DIRECTION: Pull out every line from the listing that has the word "Initiative".

DATA LINES:

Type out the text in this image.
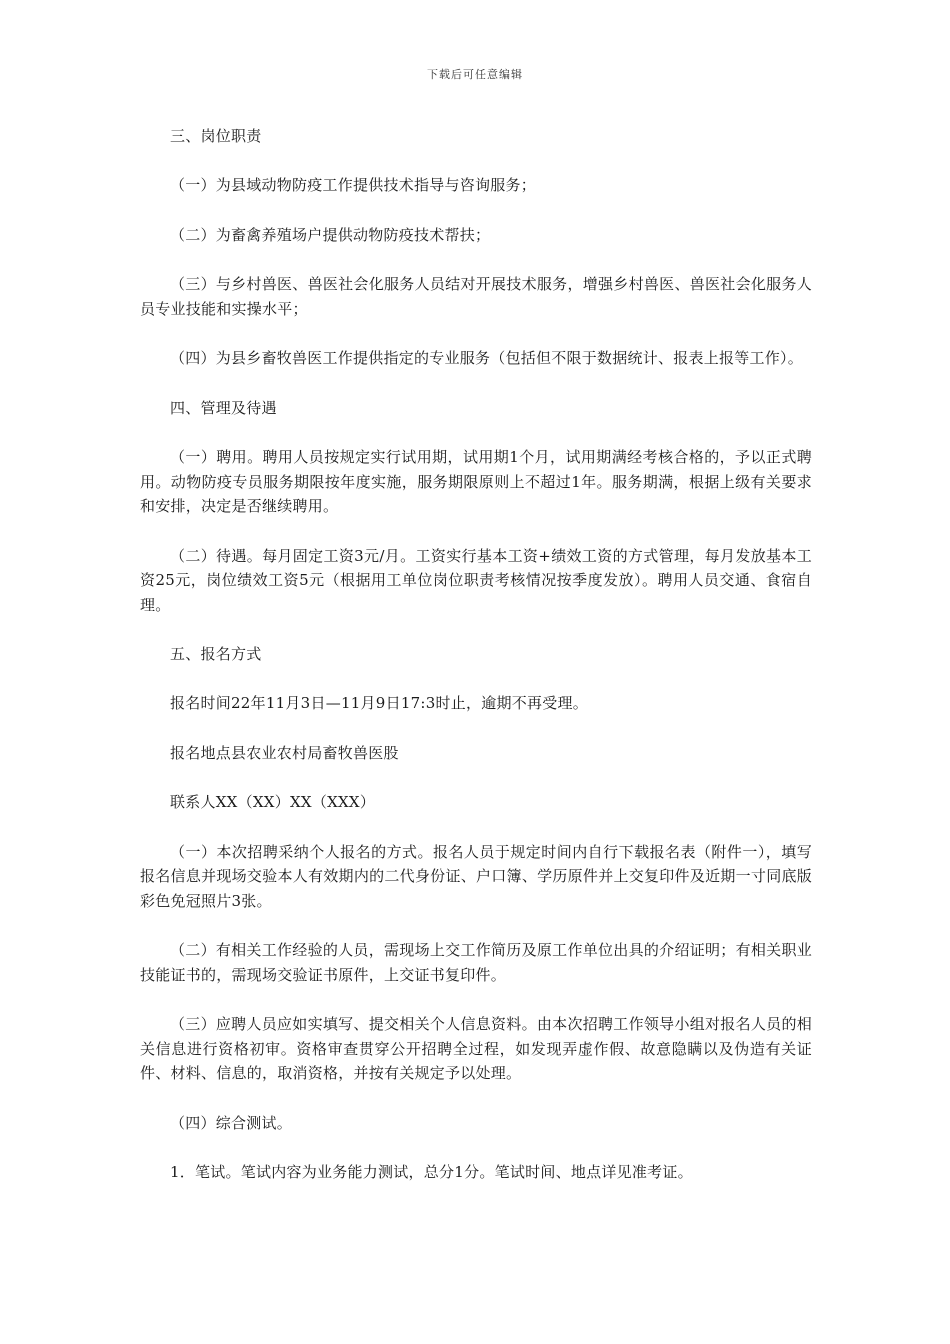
下载后可任意编辑

三、岗位职责

（一）为县域动物防疫工作提供技术指导与咨询服务；

（二）为畜禽养殖场户提供动物防疫技术帮扶；

（三）与乡村兽医、兽医社会化服务人员结对开展技术服务，增强乡村兽医、兽医社会化服务人员专业技能和实操水平；

（四）为县乡畜牧兽医工作提供指定的专业服务（包括但不限于数据统计、报表上报等工作）。

四、管理及待遇

（一）聘用。聘用人员按规定实行试用期，试用期1个月，试用期满经考核合格的，予以正式聘用。动物防疫专员服务期限按年度实施，服务期限原则上不超过1年。服务期满，根据上级有关要求和安排，决定是否继续聘用。

（二）待遇。每月固定工资3元/月。工资实行基本工资+绩效工资的方式管理，每月发放基本工资25元，岗位绩效工资5元（根据用工单位岗位职责考核情况按季度发放）。聘用人员交通、食宿自理。

五、报名方式

报名时间22年11月3日—11月9日17:3时止，逾期不再受理。

报名地点县农业农村局畜牧兽医股

联系人XX（XX）XX（XXX）

（一）本次招聘采纳个人报名的方式。报名人员于规定时间内自行下载报名表（附件一），填写报名信息并现场交验本人有效期内的二代身份证、户口簿、学历原件并上交复印件及近期一寸同底版彩色免冠照片3张。

（二）有相关工作经验的人员，需现场上交工作简历及原工作单位出具的介绍证明；有相关职业技能证书的，需现场交验证书原件，上交证书复印件。

（三）应聘人员应如实填写、提交相关个人信息资料。由本次招聘工作领导小组对报名人员的相关信息进行资格初审。资格审查贯穿公开招聘全过程，如发现弄虚作假、故意隐瞒以及伪造有关证件、材料、信息的，取消资格，并按有关规定予以处理。

（四）综合测试。

1．笔试。笔试内容为业务能力测试，总分1分。笔试时间、地点详见准考证。
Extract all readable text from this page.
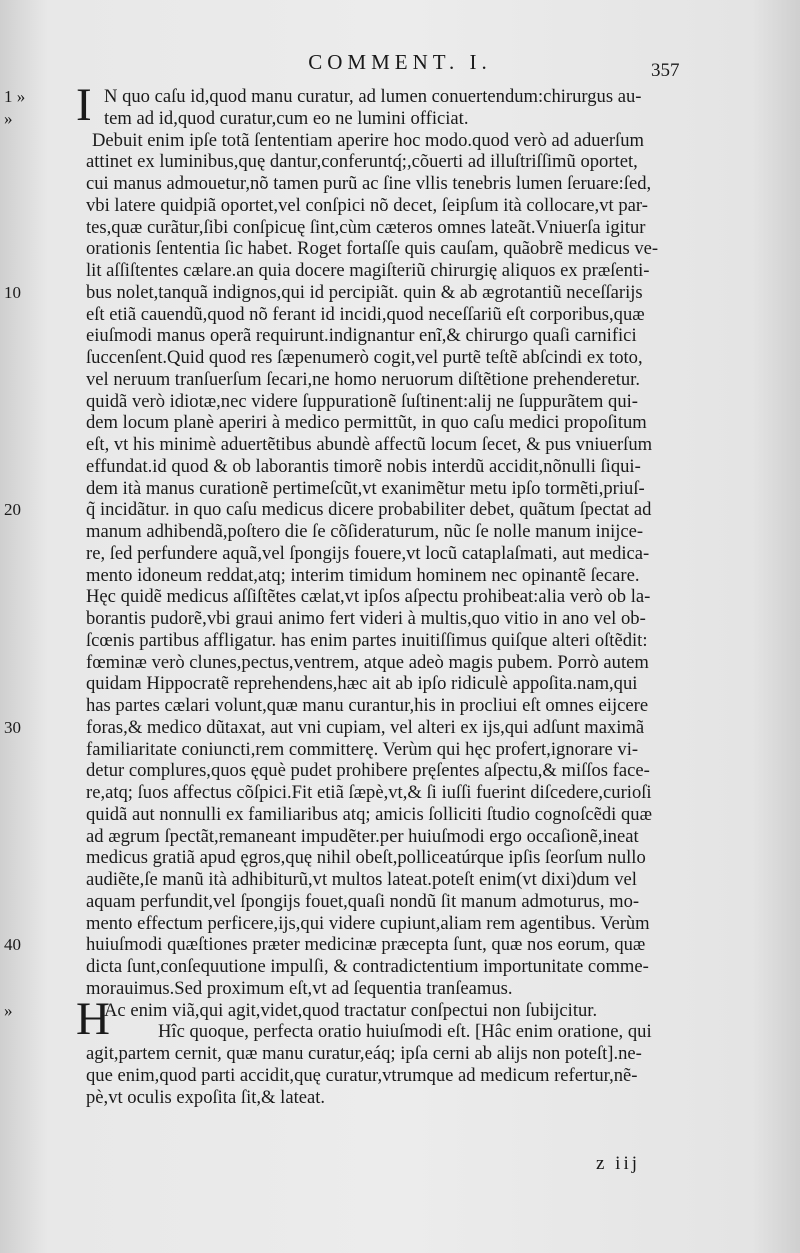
COMMENT. I.	357
1 »	I N quo caſu id,quod manu curatur, ad lumen conuertendum:chirurgus au-
»	tem ad id,quod curatur,cum eo ne lumini officiat.
Debuit enim ipſe totã ſententiam aperire hoc modo.quod verò ad aduerſum
attinet ex luminibus,quę dantur,conferuntq́;,cõuerti ad illuſtriſſimũ oportet,
cui manus admouetur,nõ tamen purũ ac ſine vllis tenebris lumen ſeruare:ſed,
vbi latere quidpiã oportet,vel conſpici nõ decet, ſeipſum ità collocare,vt par-
tes,quæ curãtur,ſibi conſpicuę ſint,cùm cæteros omnes lateãt.Vniuerſa igitur
orationis ſententia ſic habet. Roget fortaſſe quis cauſam, quãobrẽ medicus ve-
lit aſſiſtentes cælare.an quia docere magiſteriũ chirurgię aliquos ex præſenti-
10	bus nolet,tanquã indignos,qui id percipiãt. quin & ab ægrotantiũ neceſſarijs
eſt etiã cauendũ,quod nõ ferant id incidi,quod neceſſariũ eſt corporibus,quæ
eiuſmodi manus operã requirunt.indignantur enĩ,& chirurgo quaſi carnifici
ſuccenſent.Quid quod res ſæpenumerò cogit,vel purtẽ teſtẽ abſcindi ex toto,
vel neruum tranſuerſum ſecari,ne homo neruorum diſtẽtione prehenderetur.
quidã verò idiotæ,nec videre ſuppurationẽ ſuſtinent:alij ne ſuppurãtem qui-
dem locum planè aperiri à medico permittũt, in quo caſu medici propoſitum
eſt, vt his minimè aduertẽtibus abundè affectũ locum ſecet, & pus vniuerſum
effundat.id quod & ob laborantis timorẽ nobis interdũ accidit,nõnulli ſiqui-
dem ità manus curationẽ pertimeſcũt,vt exanimẽtur metu ipſo tormẽti,priuſ-
20	q̃ incidãtur. in quo caſu medicus dicere probabiliter debet, quãtum ſpectat ad
manum adhibendã,poſtero die ſe cõſideraturum, nũc ſe nolle manum inijce-
re, ſed perfundere aquã,vel ſpongijs fouere,vt locũ cataplaſmati, aut medica-
mento idoneum reddat,atq; interim timidum hominem nec opinantẽ ſecare.
Hęc quidẽ medicus aſſiſtẽtes cælat,vt ipſos aſpectu prohibeat:alia verò ob la-
borantis pudorẽ,vbi graui animo fert videri à multis,quo vitio in ano vel ob-
ſcœnis partibus affligatur. has enim partes inuitiſſimus quiſque alteri oſtẽdit:
fœminæ verò clunes,pectus,ventrem, atque adeò magis pubem. Porrò autem
quidam Hippocratẽ reprehendens,hæc ait ab ipſo ridiculè appoſita.nam,qui
has partes cælari volunt,quæ manu curantur,his in procliui eſt omnes eijcere
30	foras,& medico dũtaxat, aut vni cupiam, vel alteri ex ijs,qui adſunt maximã
familiaritate coniuncti,rem committerę. Verùm qui hęc profert,ignorare vi-
detur complures,quos ęquè pudet prohibere pręſentes aſpectu,& miſſos face-
re,atq; ſuos affectus cõſpici.Fit etiã ſæpè,vt,& ſi iuſſi fuerint diſcedere,curioſi
quidã aut nonnulli ex familiaribus atq; amicis ſolliciti ſtudio cognoſcẽdi quæ
ad ægrum ſpectãt,remaneant impudẽter.per huiuſmodi ergo occaſionẽ,ineat
medicus gratiã apud ęgros,quę nihil obeſt,polliceatúrque ipſis ſeorſum nullo
audiẽte,ſe manũ ità adhibiturũ,vt multos lateat.poteſt enim(vt dixi)dum vel
aquam perfundit,vel ſpongijs fouet,quaſi nondũ ſit manum admoturus, mo-
mento effectum perficere,ijs,qui videre cupiunt,aliam rem agentibus. Verùm
40	huiuſmodi quæſtiones præter medicinæ præcepta ſunt, quæ nos eorum, quæ
dicta ſunt,conſequutione impulſi, & contradictentium importunitate comme-
morauimus.Sed proximum eſt,vt ad ſequentia tranſeamus.
»	H
Ac enim viã,qui agit,videt,quod tractatur conſpectui non ſubijcitur.
Hîc quoque, perfecta oratio huiuſmodi eſt. [Hâc enim oratione, qui
agit,partem cernit, quæ manu curatur,eáq; ipſa cerni ab alijs non poteſt].ne-
que enim,quod parti accidit,quę curatur,vtrumque ad medicum refertur,nẽ-
pè,vt oculis expoſita ſit,& lateat.
z iij
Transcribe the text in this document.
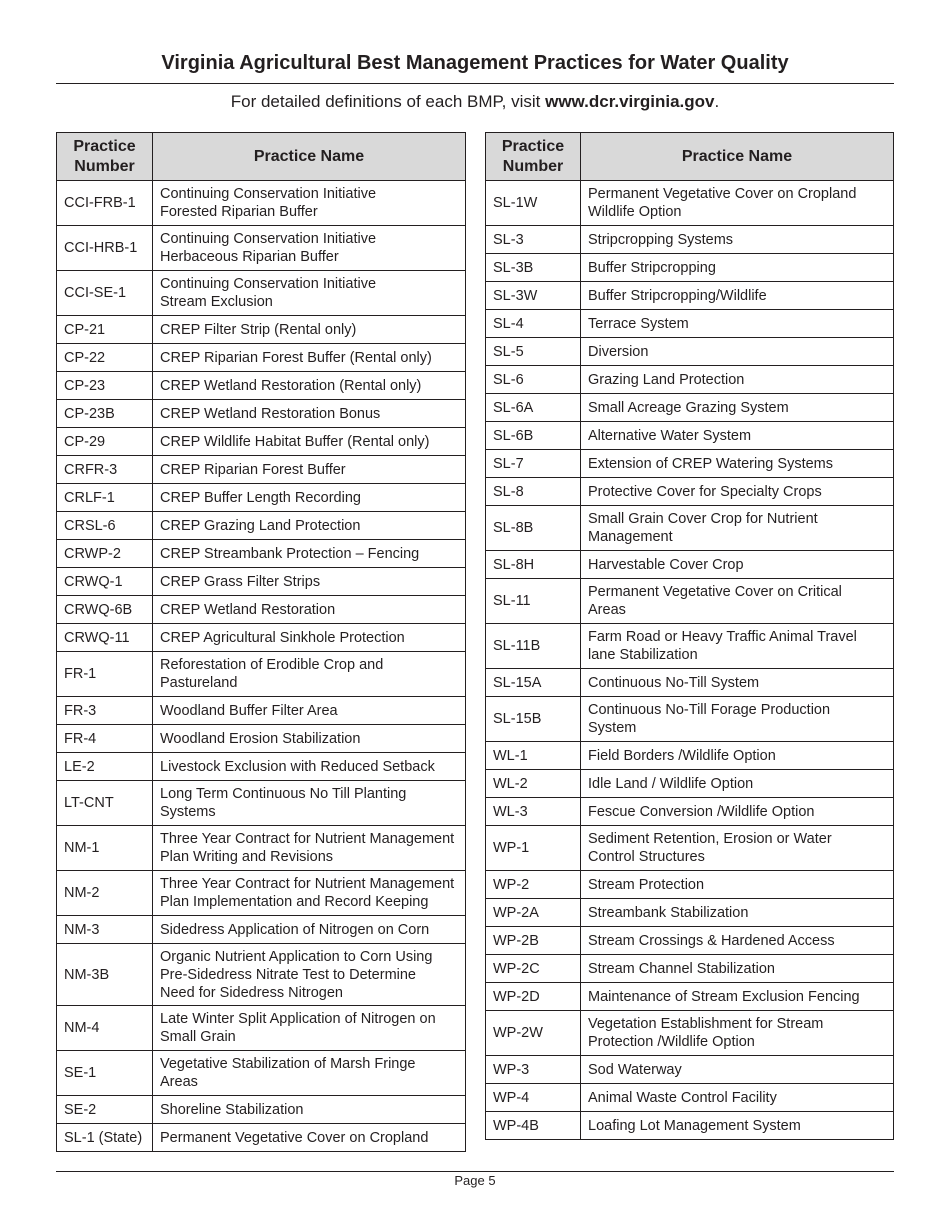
Virginia Agricultural Best Management Practices for Water Quality
For detailed definitions of each BMP, visit www.dcr.virginia.gov.
Practice Number	Practice Name
CCI-FRB-1	Continuing Conservation Initiative
Forested Riparian Buffer
CCI-HRB-1	Continuing Conservation Initiative
Herbaceous Riparian Buffer
CCI-SE-1	Continuing Conservation Initiative
Stream Exclusion
CP-21	CREP Filter Strip (Rental only)
CP-22	CREP Riparian Forest Buffer (Rental only)
CP-23	CREP Wetland Restoration (Rental only)
CP-23B	CREP Wetland Restoration Bonus
CP-29	CREP Wildlife Habitat Buffer (Rental only)
CRFR-3	CREP Riparian Forest Buffer
CRLF-1	CREP Buffer Length Recording
CRSL-6	CREP Grazing Land Protection
CRWP-2	CREP Streambank Protection – Fencing
CRWQ-1	CREP Grass Filter Strips
CRWQ-6B	CREP Wetland Restoration
CRWQ-11	CREP Agricultural Sinkhole Protection
FR-1	Reforestation of Erodible Crop and
Pastureland
FR-3	Woodland Buffer Filter Area
FR-4	Woodland Erosion Stabilization
LE-2	Livestock Exclusion with Reduced Setback
LT-CNT	Long Term Continuous No Till Planting
Systems
NM-1	Three Year Contract for Nutrient Management
Plan Writing and Revisions
NM-2	Three Year Contract for Nutrient Management
Plan Implementation and Record Keeping
NM-3	Sidedress Application of Nitrogen on Corn
NM-3B	Organic Nutrient Application to Corn Using
Pre-Sidedress Nitrate Test to Determine
Need for Sidedress Nitrogen
NM-4	Late Winter Split Application of Nitrogen on
Small Grain
SE-1	Vegetative Stabilization of Marsh Fringe
Areas
SE-2	Shoreline Stabilization
SL-1 (State)	Permanent Vegetative Cover on Cropland
Practice Number	Practice Name
SL-1W	Permanent Vegetative Cover on Cropland
Wildlife Option
SL-3	Stripcropping Systems
SL-3B	Buffer Stripcropping
SL-3W	Buffer Stripcropping/Wildlife
SL-4	Terrace System
SL-5	Diversion
SL-6	Grazing Land Protection
SL-6A	Small Acreage Grazing System
SL-6B	Alternative Water System
SL-7	Extension of CREP Watering Systems
SL-8	Protective Cover for Specialty Crops
SL-8B	Small Grain Cover Crop for Nutrient
Management
SL-8H	Harvestable Cover Crop
SL-11	Permanent Vegetative Cover on Critical
Areas
SL-11B	Farm Road or Heavy Traffic Animal Travel
lane Stabilization
SL-15A	Continuous No-Till System
SL-15B	Continuous No-Till Forage Production
System
WL-1	Field Borders /Wildlife Option
WL-2	Idle Land / Wildlife Option
WL-3	Fescue Conversion /Wildlife Option
WP-1	Sediment Retention, Erosion or Water
Control Structures
WP-2	Stream Protection
WP-2A	Streambank Stabilization
WP-2B	Stream Crossings & Hardened Access
WP-2C	Stream Channel Stabilization
WP-2D	Maintenance of Stream Exclusion Fencing
WP-2W	Vegetation Establishment for Stream
Protection /Wildlife Option
WP-3	Sod Waterway
WP-4	Animal Waste Control Facility
WP-4B	Loafing Lot Management System
Page 5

WRITTEN SOLUTION:
CCI-FRB-1	Continuing Conservation Initiative
CCI-HRB-1	Continuing Conservation Initiative
CCI-SE-1	Continuing Conservation Initiative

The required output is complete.